=== Dataset extract ===

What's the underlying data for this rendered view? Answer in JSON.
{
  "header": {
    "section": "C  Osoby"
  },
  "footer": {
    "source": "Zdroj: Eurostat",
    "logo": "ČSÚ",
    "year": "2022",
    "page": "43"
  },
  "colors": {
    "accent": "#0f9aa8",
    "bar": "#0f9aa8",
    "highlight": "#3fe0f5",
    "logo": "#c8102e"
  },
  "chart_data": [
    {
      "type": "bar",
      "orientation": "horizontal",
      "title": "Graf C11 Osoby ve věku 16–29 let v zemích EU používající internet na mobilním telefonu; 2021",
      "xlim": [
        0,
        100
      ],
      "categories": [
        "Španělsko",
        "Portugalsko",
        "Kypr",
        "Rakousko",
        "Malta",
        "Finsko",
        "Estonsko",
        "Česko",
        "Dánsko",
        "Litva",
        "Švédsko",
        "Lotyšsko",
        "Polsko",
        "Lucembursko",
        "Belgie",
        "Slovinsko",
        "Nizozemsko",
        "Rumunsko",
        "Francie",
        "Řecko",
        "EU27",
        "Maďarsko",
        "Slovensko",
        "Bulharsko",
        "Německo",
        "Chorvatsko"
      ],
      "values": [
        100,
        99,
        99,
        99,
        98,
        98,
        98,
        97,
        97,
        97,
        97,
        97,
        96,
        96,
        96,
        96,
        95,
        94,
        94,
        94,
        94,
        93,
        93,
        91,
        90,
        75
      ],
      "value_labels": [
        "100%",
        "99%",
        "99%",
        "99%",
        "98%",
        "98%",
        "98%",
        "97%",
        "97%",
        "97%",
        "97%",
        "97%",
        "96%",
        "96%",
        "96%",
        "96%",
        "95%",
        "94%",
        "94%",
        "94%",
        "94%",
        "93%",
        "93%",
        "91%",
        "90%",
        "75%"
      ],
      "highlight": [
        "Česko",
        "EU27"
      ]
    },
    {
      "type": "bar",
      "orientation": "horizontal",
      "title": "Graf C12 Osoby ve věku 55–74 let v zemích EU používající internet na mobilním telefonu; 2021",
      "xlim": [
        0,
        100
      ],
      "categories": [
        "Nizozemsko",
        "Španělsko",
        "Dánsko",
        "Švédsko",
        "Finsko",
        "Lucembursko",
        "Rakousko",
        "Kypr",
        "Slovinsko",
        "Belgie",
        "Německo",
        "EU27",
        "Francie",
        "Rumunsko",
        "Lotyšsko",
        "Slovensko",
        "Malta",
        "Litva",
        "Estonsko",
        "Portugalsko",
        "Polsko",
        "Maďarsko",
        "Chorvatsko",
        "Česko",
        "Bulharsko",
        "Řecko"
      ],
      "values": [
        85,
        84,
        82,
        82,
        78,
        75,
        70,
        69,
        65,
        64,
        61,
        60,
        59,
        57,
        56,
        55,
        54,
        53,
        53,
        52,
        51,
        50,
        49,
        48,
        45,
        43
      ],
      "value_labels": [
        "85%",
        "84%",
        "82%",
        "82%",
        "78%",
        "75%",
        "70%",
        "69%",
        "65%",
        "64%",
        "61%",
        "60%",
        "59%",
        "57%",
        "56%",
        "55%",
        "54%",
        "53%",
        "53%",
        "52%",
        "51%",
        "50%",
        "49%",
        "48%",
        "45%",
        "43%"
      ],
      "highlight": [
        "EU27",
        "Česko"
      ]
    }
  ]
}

===

Set exercise - Filter the entries above down to the lines containing the word "internet".

Worked solution -
      "title": "Graf C11 Osoby ve věku 16–29 let v zemích EU používající internet na mobilním telefonu; 2021",
      "title": "Graf C12 Osoby ve věku 55–74 let v zemích EU používající internet na mobilním telefonu; 2021",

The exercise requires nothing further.